Write out each record again exactly as it stands.
# # # #
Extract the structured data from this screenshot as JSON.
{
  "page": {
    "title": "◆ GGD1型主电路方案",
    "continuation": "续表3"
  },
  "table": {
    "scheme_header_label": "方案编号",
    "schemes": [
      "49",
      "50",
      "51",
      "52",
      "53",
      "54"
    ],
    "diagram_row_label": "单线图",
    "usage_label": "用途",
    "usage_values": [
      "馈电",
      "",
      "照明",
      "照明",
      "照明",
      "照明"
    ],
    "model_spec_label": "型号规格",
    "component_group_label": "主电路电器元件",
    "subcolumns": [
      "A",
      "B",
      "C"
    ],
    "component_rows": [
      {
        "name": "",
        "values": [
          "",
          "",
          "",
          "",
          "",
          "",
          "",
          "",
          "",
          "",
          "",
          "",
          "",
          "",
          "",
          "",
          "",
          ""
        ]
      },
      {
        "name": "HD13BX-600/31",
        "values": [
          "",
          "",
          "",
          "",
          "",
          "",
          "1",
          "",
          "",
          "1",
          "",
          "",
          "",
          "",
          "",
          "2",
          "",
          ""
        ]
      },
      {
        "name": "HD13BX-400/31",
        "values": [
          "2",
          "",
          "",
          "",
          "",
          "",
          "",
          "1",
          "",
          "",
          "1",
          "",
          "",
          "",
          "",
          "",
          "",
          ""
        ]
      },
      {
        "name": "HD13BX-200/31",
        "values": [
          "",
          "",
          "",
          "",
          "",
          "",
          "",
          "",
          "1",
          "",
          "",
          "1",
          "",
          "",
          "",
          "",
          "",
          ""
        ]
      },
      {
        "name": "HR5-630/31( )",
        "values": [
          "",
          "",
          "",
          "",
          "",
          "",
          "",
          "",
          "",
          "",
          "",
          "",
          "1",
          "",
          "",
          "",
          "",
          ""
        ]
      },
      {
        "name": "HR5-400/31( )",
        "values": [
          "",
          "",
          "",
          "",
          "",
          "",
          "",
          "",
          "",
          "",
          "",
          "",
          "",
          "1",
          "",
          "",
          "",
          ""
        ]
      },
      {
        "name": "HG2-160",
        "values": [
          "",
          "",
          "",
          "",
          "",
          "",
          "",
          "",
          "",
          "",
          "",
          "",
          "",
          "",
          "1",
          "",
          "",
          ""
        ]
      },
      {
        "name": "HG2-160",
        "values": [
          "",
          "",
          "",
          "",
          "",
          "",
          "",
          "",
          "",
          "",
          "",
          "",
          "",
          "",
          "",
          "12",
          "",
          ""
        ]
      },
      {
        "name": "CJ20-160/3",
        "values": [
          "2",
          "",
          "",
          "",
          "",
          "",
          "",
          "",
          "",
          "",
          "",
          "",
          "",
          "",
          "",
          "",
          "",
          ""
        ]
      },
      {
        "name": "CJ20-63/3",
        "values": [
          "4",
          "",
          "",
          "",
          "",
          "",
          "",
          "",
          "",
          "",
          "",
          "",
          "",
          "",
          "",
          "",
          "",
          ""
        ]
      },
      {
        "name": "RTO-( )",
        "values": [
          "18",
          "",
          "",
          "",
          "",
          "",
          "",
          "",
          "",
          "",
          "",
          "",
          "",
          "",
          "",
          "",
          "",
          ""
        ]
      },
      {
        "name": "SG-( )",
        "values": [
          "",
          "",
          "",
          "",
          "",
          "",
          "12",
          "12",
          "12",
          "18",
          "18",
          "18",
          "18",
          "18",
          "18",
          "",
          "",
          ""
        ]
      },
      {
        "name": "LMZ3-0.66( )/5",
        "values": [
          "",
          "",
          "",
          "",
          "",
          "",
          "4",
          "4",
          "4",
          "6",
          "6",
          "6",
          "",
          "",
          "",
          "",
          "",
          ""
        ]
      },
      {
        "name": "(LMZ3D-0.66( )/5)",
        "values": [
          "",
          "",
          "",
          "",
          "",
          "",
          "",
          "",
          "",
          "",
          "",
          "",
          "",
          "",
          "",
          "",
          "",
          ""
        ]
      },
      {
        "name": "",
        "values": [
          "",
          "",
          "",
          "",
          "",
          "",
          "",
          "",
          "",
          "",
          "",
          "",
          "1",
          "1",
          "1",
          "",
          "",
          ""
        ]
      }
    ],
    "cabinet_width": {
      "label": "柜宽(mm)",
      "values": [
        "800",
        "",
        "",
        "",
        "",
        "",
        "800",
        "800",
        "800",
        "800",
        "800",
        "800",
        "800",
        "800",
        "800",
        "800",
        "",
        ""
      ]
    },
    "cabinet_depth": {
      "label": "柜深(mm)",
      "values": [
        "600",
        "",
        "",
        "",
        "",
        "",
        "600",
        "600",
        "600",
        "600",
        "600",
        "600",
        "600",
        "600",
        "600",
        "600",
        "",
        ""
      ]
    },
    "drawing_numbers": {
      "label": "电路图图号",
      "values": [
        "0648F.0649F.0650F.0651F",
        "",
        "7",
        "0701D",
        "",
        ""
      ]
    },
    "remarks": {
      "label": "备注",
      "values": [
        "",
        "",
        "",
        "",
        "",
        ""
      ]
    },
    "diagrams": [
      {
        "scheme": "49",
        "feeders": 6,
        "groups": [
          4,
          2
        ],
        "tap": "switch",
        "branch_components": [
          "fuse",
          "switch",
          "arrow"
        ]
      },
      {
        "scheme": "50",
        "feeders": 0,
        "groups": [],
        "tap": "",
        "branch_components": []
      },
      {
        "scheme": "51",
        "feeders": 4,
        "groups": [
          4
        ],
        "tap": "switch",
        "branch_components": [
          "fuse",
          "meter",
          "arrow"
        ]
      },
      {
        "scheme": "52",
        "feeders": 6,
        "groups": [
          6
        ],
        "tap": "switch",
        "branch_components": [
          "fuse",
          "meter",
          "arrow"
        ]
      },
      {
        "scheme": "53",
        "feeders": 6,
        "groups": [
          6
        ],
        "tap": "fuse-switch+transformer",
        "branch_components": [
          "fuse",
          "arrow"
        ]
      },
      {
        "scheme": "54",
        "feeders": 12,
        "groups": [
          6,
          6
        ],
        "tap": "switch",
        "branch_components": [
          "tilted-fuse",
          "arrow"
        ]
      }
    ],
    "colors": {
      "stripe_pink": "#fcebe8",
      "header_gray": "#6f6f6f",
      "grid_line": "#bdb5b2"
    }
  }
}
# # # #
* **Task solution**
Extract the structured data from this screenshot as JSON.
{
  "page": {
    "title": "◆ GGD1型主电路方案",
    "continuation": "续表3"
  },
  "table": {
    "scheme_header_label": "方案编号",
    "schemes": [
      "49",
      "50",
      "51",
      "52",
      "53",
      "54"
    ],
    "diagram_row_label": "单线图",
    "usage_label": "用途",
    "usage_values": [
      "馈电",
      "",
      "照明",
      "照明",
      "照明",
      "照明"
    ],
    "model_spec_label": "型号规格",
    "component_group_label": "主电路电器元件",
    "subcolumns": [
      "A",
      "B",
      "C"
    ],
    "component_rows": [
      {
        "name": "",
        "values": [
          "",
          "",
          "",
          "",
          "",
          "",
          "",
          "",
          "",
          "",
          "",
          "",
          "",
          "",
          "",
          "",
          "",
          ""
        ]
      },
      {
        "name": "HD13BX-600/31",
        "values": [
          "",
          "",
          "",
          "",
          "",
          "",
          "1",
          "",
          "",
          "1",
          "",
          "",
          "",
          "",
          "",
          "2",
          "",
          ""
        ]
      },
      {
        "name": "HD13BX-400/31",
        "values": [
          "2",
          "",
          "",
          "",
          "",
          "",
          "",
          "1",
          "",
          "",
          "1",
          "",
          "",
          "",
          "",
          "",
          "",
          ""
        ]
      },
      {
        "name": "HD13BX-200/31",
        "values": [
          "",
          "",
          "",
          "",
          "",
          "",
          "",
          "",
          "1",
          "",
          "",
          "1",
          "",
          "",
          "",
          "",
          "",
          ""
        ]
      },
      {
        "name": "HR5-630/31( )",
        "values": [
          "",
          "",
          "",
          "",
          "",
          "",
          "",
          "",
          "",
          "",
          "",
          "",
          "1",
          "",
          "",
          "",
          "",
          ""
        ]
      },
      {
        "name": "HR5-400/31( )",
        "values": [
          "",
          "",
          "",
          "",
          "",
          "",
          "",
          "",
          "",
          "",
          "",
          "",
          "",
          "1",
          "",
          "",
          "",
          ""
        ]
      },
      {
        "name": "HG2-160",
        "values": [
          "",
          "",
          "",
          "",
          "",
          "",
          "",
          "",
          "",
          "",
          "",
          "",
          "",
          "",
          "1",
          "",
          "",
          ""
        ]
      },
      {
        "name": "HG2-160",
        "values": [
          "",
          "",
          "",
          "",
          "",
          "",
          "",
          "",
          "",
          "",
          "",
          "",
          "",
          "",
          "",
          "12",
          "",
          ""
        ]
      },
      {
        "name": "CJ20-160/3",
        "values": [
          "2",
          "",
          "",
          "",
          "",
          "",
          "",
          "",
          "",
          "",
          "",
          "",
          "",
          "",
          "",
          "",
          "",
          ""
        ]
      },
      {
        "name": "CJ20-63/3",
        "values": [
          "4",
          "",
          "",
          "",
          "",
          "",
          "",
          "",
          "",
          "",
          "",
          "",
          "",
          "",
          "",
          "",
          "",
          ""
        ]
      },
      {
        "name": "RTO-( )",
        "values": [
          "18",
          "",
          "",
          "",
          "",
          "",
          "",
          "",
          "",
          "",
          "",
          "",
          "",
          "",
          "",
          "",
          "",
          ""
        ]
      },
      {
        "name": "SG-( )",
        "values": [
          "",
          "",
          "",
          "",
          "",
          "",
          "12",
          "12",
          "12",
          "18",
          "18",
          "18",
          "18",
          "18",
          "18",
          "",
          "",
          ""
        ]
      },
      {
        "name": "LMZ3-0.66( )/5",
        "values": [
          "",
          "",
          "",
          "",
          "",
          "",
          "4",
          "4",
          "4",
          "6",
          "6",
          "6",
          "",
          "",
          "",
          "",
          "",
          ""
        ]
      },
      {
        "name": "(LMZ3D-0.66( )/5)",
        "values": [
          "",
          "",
          "",
          "",
          "",
          "",
          "",
          "",
          "",
          "",
          "",
          "",
          "",
          "",
          "",
          "",
          "",
          ""
        ]
      },
      {
        "name": "",
        "values": [
          "",
          "",
          "",
          "",
          "",
          "",
          "",
          "",
          "",
          "",
          "",
          "",
          "1",
          "1",
          "1",
          "",
          "",
          ""
        ]
      }
    ],
    "cabinet_width": {
      "label": "柜宽(mm)",
      "values": [
        "800",
        "",
        "",
        "",
        "",
        "",
        "800",
        "800",
        "800",
        "800",
        "800",
        "800",
        "800",
        "800",
        "800",
        "800",
        "",
        ""
      ]
    },
    "cabinet_depth": {
      "label": "柜深(mm)",
      "values": [
        "600",
        "",
        "",
        "",
        "",
        "",
        "600",
        "600",
        "600",
        "600",
        "600",
        "600",
        "600",
        "600",
        "600",
        "600",
        "",
        ""
      ]
    },
    "drawing_numbers": {
      "label": "电路图图号",
      "values": [
        "0648F.0649F.0650F.0651F",
        "",
        "7",
        "0701D",
        "",
        ""
      ]
    },
    "remarks": {
      "label": "备注",
      "values": [
        "",
        "",
        "",
        "",
        "",
        ""
      ]
    },
    "diagrams": [
      {
        "scheme": "49",
        "feeders": 6,
        "groups": [
          4,
          2
        ],
        "tap": "switch",
        "branch_components": [
          "fuse",
          "switch",
          "arrow"
        ]
      },
      {
        "scheme": "50",
        "feeders": 0,
        "groups": [],
        "tap": "",
        "branch_components": []
      },
      {
        "scheme": "51",
        "feeders": 4,
        "groups": [
          4
        ],
        "tap": "switch",
        "branch_components": [
          "fuse",
          "meter",
          "arrow"
        ]
      },
      {
        "scheme": "52",
        "feeders": 6,
        "groups": [
          6
        ],
        "tap": "switch",
        "branch_components": [
          "fuse",
          "meter",
          "arrow"
        ]
      },
      {
        "scheme": "53",
        "feeders": 6,
        "groups": [
          6
        ],
        "tap": "fuse-switch+transformer",
        "branch_components": [
          "fuse",
          "arrow"
        ]
      },
      {
        "scheme": "54",
        "feeders": 12,
        "groups": [
          6,
          6
        ],
        "tap": "switch",
        "branch_components": [
          "tilted-fuse",
          "arrow"
        ]
      }
    ],
    "colors": {
      "stripe_pink": "#fcebe8",
      "header_gray": "#6f6f6f",
      "grid_line": "#bdb5b2"
    }
  }
}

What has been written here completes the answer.